(Items listed in a dataset)
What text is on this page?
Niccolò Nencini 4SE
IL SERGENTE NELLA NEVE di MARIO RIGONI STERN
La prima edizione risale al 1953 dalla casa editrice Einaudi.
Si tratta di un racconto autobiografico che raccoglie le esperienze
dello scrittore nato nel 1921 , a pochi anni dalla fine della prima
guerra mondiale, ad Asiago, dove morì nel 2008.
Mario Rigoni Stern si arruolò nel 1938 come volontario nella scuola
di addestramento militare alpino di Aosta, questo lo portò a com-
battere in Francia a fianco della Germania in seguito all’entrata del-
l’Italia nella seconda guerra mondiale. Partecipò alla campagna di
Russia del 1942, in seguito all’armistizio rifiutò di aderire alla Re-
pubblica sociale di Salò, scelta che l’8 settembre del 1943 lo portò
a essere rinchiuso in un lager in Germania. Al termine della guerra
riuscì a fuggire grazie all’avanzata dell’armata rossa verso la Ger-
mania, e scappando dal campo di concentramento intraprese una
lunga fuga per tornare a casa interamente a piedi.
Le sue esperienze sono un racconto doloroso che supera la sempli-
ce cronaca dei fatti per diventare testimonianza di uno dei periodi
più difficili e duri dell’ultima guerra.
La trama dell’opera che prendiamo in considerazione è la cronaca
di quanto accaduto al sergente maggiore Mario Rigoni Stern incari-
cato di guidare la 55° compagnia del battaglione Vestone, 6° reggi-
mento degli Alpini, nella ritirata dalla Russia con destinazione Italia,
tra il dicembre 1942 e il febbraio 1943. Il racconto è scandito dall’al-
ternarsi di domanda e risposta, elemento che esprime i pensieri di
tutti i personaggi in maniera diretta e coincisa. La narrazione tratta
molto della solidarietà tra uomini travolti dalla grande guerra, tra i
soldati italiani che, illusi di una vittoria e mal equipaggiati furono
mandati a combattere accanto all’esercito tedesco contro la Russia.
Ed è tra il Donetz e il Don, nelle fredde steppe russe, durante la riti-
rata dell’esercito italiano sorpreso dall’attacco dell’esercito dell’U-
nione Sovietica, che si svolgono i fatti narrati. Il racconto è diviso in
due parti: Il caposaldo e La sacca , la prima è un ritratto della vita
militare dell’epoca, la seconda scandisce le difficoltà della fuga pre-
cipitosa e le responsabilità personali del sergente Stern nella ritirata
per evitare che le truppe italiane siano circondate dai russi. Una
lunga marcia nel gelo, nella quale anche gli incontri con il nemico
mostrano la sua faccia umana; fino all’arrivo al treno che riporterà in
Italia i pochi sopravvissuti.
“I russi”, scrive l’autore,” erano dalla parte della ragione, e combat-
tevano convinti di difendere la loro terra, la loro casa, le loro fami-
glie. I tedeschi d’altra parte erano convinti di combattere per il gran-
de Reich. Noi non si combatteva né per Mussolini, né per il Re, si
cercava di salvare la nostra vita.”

# [Aim]
Copy out every line in the listing where the word "seguito" appears.

# [Solution]
battere in Francia a fianco della Germania in seguito all’entrata del-
Russia del 1942, in seguito all’armistizio rifiutò di aderire alla Re-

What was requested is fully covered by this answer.